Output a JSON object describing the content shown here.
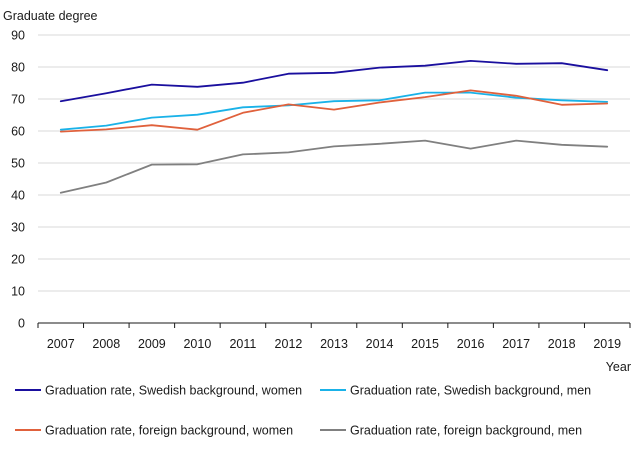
{
  "chart_data": {
    "type": "line",
    "ylabel": "Graduate degree",
    "xlabel": "Year",
    "ylim": [
      0,
      90
    ],
    "yticks": [
      0,
      10,
      20,
      30,
      40,
      50,
      60,
      70,
      80,
      90
    ],
    "categories": [
      "2007",
      "2008",
      "2009",
      "2010",
      "2011",
      "2012",
      "2013",
      "2014",
      "2015",
      "2016",
      "2017",
      "2018",
      "2019"
    ],
    "grid": true,
    "legend_position": "bottom",
    "series": [
      {
        "name": "Graduation rate, Swedish background, women",
        "color": "#1a0f9e",
        "values": [
          69.3,
          71.8,
          74.5,
          73.8,
          75.1,
          77.9,
          78.2,
          79.8,
          80.4,
          81.9,
          81.0,
          81.2,
          79.0
        ]
      },
      {
        "name": "Graduation rate, Swedish background, men",
        "color": "#1ab2e8",
        "values": [
          60.4,
          61.7,
          64.2,
          65.1,
          67.4,
          68.0,
          69.3,
          69.6,
          72.0,
          72.0,
          70.4,
          69.6,
          69.1
        ]
      },
      {
        "name": "Graduation rate, foreign background, women",
        "color": "#e0613c",
        "values": [
          59.8,
          60.5,
          61.8,
          60.4,
          65.7,
          68.3,
          66.7,
          68.9,
          70.6,
          72.7,
          71.0,
          68.2,
          68.6
        ]
      },
      {
        "name": "Graduation rate, foreign background, men",
        "color": "#808080",
        "values": [
          40.7,
          43.9,
          49.5,
          49.6,
          52.7,
          53.3,
          55.2,
          56.0,
          57.0,
          54.5,
          57.0,
          55.7,
          55.1
        ]
      }
    ]
  }
}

#### Short task
In the listing above, find each line with the word "rate" and copy it.

#### Response
        "name": "Graduation rate, Swedish background, women",
        "name": "Graduation rate, Swedish background, men",
        "name": "Graduation rate, foreign background, women",
        "name": "Graduation rate, foreign background, men",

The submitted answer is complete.